%%

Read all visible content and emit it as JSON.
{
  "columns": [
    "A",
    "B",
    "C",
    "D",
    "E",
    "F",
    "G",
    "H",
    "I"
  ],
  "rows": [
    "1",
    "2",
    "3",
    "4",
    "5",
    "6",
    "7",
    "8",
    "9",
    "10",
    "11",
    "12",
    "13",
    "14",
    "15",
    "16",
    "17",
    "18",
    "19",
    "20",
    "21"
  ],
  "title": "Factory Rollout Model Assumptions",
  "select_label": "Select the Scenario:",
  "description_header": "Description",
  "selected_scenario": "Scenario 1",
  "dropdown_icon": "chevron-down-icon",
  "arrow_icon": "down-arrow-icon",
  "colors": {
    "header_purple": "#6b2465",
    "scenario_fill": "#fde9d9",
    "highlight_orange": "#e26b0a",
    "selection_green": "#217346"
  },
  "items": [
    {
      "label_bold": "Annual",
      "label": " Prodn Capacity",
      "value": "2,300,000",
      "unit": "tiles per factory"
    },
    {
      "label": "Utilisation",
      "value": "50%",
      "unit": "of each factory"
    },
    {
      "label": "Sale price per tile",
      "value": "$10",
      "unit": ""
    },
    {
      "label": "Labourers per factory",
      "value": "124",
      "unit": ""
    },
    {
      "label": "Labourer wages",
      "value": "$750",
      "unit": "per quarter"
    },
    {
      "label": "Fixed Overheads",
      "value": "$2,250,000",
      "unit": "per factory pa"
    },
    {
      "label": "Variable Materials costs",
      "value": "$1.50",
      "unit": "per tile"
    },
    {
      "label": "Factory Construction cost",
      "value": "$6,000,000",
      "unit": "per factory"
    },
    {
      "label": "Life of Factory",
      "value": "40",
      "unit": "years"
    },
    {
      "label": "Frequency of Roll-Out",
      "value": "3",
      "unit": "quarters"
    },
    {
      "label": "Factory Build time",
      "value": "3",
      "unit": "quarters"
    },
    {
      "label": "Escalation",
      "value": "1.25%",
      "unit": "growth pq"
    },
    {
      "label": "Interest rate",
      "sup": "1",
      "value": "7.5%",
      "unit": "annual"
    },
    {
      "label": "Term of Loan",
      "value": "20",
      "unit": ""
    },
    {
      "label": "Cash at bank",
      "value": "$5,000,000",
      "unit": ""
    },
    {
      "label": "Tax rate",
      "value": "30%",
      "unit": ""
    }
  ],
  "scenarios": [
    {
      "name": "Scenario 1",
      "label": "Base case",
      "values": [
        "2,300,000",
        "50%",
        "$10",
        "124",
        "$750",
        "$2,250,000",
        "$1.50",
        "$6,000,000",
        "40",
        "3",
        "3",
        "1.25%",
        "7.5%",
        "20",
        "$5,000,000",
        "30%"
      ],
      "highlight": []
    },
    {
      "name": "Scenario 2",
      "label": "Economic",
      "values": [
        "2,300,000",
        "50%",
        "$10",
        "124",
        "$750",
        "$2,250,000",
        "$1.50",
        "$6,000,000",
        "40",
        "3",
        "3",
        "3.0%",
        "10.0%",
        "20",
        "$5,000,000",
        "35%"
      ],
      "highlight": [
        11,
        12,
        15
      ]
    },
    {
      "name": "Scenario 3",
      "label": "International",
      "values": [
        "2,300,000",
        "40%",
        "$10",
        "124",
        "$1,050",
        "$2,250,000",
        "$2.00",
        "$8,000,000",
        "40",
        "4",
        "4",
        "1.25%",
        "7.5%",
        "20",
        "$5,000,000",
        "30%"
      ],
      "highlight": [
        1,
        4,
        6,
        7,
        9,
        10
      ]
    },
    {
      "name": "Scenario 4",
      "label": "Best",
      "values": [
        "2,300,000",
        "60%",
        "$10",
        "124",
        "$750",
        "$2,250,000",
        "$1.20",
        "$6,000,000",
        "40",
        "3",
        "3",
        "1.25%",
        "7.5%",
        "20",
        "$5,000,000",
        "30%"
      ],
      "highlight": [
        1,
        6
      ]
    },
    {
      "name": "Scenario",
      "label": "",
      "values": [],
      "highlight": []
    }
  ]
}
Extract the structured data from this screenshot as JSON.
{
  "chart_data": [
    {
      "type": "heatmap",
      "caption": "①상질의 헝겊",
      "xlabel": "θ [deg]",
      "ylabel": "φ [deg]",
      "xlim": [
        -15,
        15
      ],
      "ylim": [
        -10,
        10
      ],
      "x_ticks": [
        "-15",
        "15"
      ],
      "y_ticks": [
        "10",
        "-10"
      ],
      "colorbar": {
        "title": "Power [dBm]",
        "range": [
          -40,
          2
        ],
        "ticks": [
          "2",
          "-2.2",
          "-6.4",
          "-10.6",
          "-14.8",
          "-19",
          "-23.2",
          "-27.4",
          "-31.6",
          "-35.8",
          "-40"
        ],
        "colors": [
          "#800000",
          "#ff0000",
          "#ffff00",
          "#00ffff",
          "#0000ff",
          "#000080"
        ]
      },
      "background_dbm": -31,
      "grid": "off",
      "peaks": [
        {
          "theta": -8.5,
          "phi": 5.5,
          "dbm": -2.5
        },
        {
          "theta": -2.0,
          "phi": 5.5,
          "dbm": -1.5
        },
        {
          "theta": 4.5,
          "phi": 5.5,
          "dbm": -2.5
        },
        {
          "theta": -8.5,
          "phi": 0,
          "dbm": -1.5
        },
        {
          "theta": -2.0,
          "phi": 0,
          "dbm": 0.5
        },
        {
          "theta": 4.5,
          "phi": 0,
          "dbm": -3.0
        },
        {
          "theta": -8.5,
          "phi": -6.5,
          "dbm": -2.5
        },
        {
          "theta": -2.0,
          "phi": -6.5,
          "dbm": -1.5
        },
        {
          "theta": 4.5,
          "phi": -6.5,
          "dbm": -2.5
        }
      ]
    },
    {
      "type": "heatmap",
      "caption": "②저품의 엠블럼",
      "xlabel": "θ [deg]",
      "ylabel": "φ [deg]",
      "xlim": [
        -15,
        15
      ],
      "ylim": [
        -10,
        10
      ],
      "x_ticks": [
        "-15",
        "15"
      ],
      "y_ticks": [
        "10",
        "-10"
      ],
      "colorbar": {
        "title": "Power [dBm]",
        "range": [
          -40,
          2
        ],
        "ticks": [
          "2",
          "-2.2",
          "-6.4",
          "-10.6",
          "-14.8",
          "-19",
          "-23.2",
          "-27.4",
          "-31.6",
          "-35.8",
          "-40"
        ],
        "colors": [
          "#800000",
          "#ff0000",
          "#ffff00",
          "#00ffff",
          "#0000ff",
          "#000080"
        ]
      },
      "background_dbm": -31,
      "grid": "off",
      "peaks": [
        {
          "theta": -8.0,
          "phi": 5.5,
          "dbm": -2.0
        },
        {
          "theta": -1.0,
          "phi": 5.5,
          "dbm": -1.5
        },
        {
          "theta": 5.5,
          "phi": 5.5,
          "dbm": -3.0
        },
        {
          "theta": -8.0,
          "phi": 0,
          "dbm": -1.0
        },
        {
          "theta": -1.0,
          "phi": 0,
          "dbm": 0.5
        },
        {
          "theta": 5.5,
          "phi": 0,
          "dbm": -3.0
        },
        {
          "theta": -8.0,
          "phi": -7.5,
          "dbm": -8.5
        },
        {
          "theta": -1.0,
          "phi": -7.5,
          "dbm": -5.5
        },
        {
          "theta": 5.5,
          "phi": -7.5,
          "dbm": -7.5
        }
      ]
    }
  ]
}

%%

TASK TO CARRY OUT: Each line of the listing should be copied exactly.

OUTPUT OF THE EXERCISE:
Read all visible content and emit it as JSON.
{
  "columns": [
    "A",
    "B",
    "C",
    "D",
    "E",
    "F",
    "G",
    "H",
    "I"
  ],
  "rows": [
    "1",
    "2",
    "3",
    "4",
    "5",
    "6",
    "7",
    "8",
    "9",
    "10",
    "11",
    "12",
    "13",
    "14",
    "15",
    "16",
    "17",
    "18",
    "19",
    "20",
    "21"
  ],
  "title": "Factory Rollout Model Assumptions",
  "select_label": "Select the Scenario:",
  "description_header": "Description",
  "selected_scenario": "Scenario 1",
  "dropdown_icon": "chevron-down-icon",
  "arrow_icon": "down-arrow-icon",
  "colors": {
    "header_purple": "#6b2465",
    "scenario_fill": "#fde9d9",
    "highlight_orange": "#e26b0a",
    "selection_green": "#217346"
  },
  "items": [
    {
      "label_bold": "Annual",
      "label": " Prodn Capacity",
      "value": "2,300,000",
      "unit": "tiles per factory"
    },
    {
      "label": "Utilisation",
      "value": "50%",
      "unit": "of each factory"
    },
    {
      "label": "Sale price per tile",
      "value": "$10",
      "unit": ""
    },
    {
      "label": "Labourers per factory",
      "value": "124",
      "unit": ""
    },
    {
      "label": "Labourer wages",
      "value": "$750",
      "unit": "per quarter"
    },
    {
      "label": "Fixed Overheads",
      "value": "$2,250,000",
      "unit": "per factory pa"
    },
    {
      "label": "Variable Materials costs",
      "value": "$1.50",
      "unit": "per tile"
    },
    {
      "label": "Factory Construction cost",
      "value": "$6,000,000",
      "unit": "per factory"
    },
    {
      "label": "Life of Factory",
      "value": "40",
      "unit": "years"
    },
    {
      "label": "Frequency of Roll-Out",
      "value": "3",
      "unit": "quarters"
    },
    {
      "label": "Factory Build time",
      "value": "3",
      "unit": "quarters"
    },
    {
      "label": "Escalation",
      "value": "1.25%",
      "unit": "growth pq"
    },
    {
      "label": "Interest rate",
      "sup": "1",
      "value": "7.5%",
      "unit": "annual"
    },
    {
      "label": "Term of Loan",
      "value": "20",
      "unit": ""
    },
    {
      "label": "Cash at bank",
      "value": "$5,000,000",
      "unit": ""
    },
    {
      "label": "Tax rate",
      "value": "30%",
      "unit": ""
    }
  ],
  "scenarios": [
    {
      "name": "Scenario 1",
      "label": "Base case",
      "values": [
        "2,300,000",
        "50%",
        "$10",
        "124",
        "$750",
        "$2,250,000",
        "$1.50",
        "$6,000,000",
        "40",
        "3",
        "3",
        "1.25%",
        "7.5%",
        "20",
        "$5,000,000",
        "30%"
      ],
      "highlight": []
    },
    {
      "name": "Scenario 2",
      "label": "Economic",
      "values": [
        "2,300,000",
        "50%",
        "$10",
        "124",
        "$750",
        "$2,250,000",
        "$1.50",
        "$6,000,000",
        "40",
        "3",
        "3",
        "3.0%",
        "10.0%",
        "20",
        "$5,000,000",
        "35%"
      ],
      "highlight": [
        11,
        12,
        15
      ]
    },
    {
      "name": "Scenario 3",
      "label": "International",
      "values": [
        "2,300,000",
        "40%",
        "$10",
        "124",
        "$1,050",
        "$2,250,000",
        "$2.00",
        "$8,000,000",
        "40",
        "4",
        "4",
        "1.25%",
        "7.5%",
        "20",
        "$5,000,000",
        "30%"
      ],
      "highlight": [
        1,
        4,
        6,
        7,
        9,
        10
      ]
    },
    {
      "name": "Scenario 4",
      "label": "Best",
      "values": [
        "2,300,000",
        "60%",
        "$10",
        "124",
        "$750",
        "$2,250,000",
        "$1.20",
        "$6,000,000",
        "40",
        "3",
        "3",
        "1.25%",
        "7.5%",
        "20",
        "$5,000,000",
        "30%"
      ],
      "highlight": [
        1,
        6
      ]
    },
    {
      "name": "Scenario",
      "label": "",
      "values": [],
      "highlight": []
    }
  ]
}
Extract the structured data from this screenshot as JSON.
{
  "chart_data": [
    {
      "type": "heatmap",
      "caption": "①상질의 헝겊",
      "xlabel": "θ [deg]",
      "ylabel": "φ [deg]",
      "xlim": [
        -15,
        15
      ],
      "ylim": [
        -10,
        10
      ],
      "x_ticks": [
        "-15",
        "15"
      ],
      "y_ticks": [
        "10",
        "-10"
      ],
      "colorbar": {
        "title": "Power [dBm]",
        "range": [
          -40,
          2
        ],
        "ticks": [
          "2",
          "-2.2",
          "-6.4",
          "-10.6",
          "-14.8",
          "-19",
          "-23.2",
          "-27.4",
          "-31.6",
          "-35.8",
          "-40"
        ],
        "colors": [
          "#800000",
          "#ff0000",
          "#ffff00",
          "#00ffff",
          "#0000ff",
          "#000080"
        ]
      },
      "background_dbm": -31,
      "grid": "off",
      "peaks": [
        {
          "theta": -8.5,
          "phi": 5.5,
          "dbm": -2.5
        },
        {
          "theta": -2.0,
          "phi": 5.5,
          "dbm": -1.5
        },
        {
          "theta": 4.5,
          "phi": 5.5,
          "dbm": -2.5
        },
        {
          "theta": -8.5,
          "phi": 0,
          "dbm": -1.5
        },
        {
          "theta": -2.0,
          "phi": 0,
          "dbm": 0.5
        },
        {
          "theta": 4.5,
          "phi": 0,
          "dbm": -3.0
        },
        {
          "theta": -8.5,
          "phi": -6.5,
          "dbm": -2.5
        },
        {
          "theta": -2.0,
          "phi": -6.5,
          "dbm": -1.5
        },
        {
          "theta": 4.5,
          "phi": -6.5,
          "dbm": -2.5
        }
      ]
    },
    {
      "type": "heatmap",
      "caption": "②저품의 엠블럼",
      "xlabel": "θ [deg]",
      "ylabel": "φ [deg]",
      "xlim": [
        -15,
        15
      ],
      "ylim": [
        -10,
        10
      ],
      "x_ticks": [
        "-15",
        "15"
      ],
      "y_ticks": [
        "10",
        "-10"
      ],
      "colorbar": {
        "title": "Power [dBm]",
        "range": [
          -40,
          2
        ],
        "ticks": [
          "2",
          "-2.2",
          "-6.4",
          "-10.6",
          "-14.8",
          "-19",
          "-23.2",
          "-27.4",
          "-31.6",
          "-35.8",
          "-40"
        ],
        "colors": [
          "#800000",
          "#ff0000",
          "#ffff00",
          "#00ffff",
          "#0000ff",
          "#000080"
        ]
      },
      "background_dbm": -31,
      "grid": "off",
      "peaks": [
        {
          "theta": -8.0,
          "phi": 5.5,
          "dbm": -2.0
        },
        {
          "theta": -1.0,
          "phi": 5.5,
          "dbm": -1.5
        },
        {
          "theta": 5.5,
          "phi": 5.5,
          "dbm": -3.0
        },
        {
          "theta": -8.0,
          "phi": 0,
          "dbm": -1.0
        },
        {
          "theta": -1.0,
          "phi": 0,
          "dbm": 0.5
        },
        {
          "theta": 5.5,
          "phi": 0,
          "dbm": -3.0
        },
        {
          "theta": -8.0,
          "phi": -7.5,
          "dbm": -8.5
        },
        {
          "theta": -1.0,
          "phi": -7.5,
          "dbm": -5.5
        },
        {
          "theta": 5.5,
          "phi": -7.5,
          "dbm": -7.5
        }
      ]
    }
  ]
}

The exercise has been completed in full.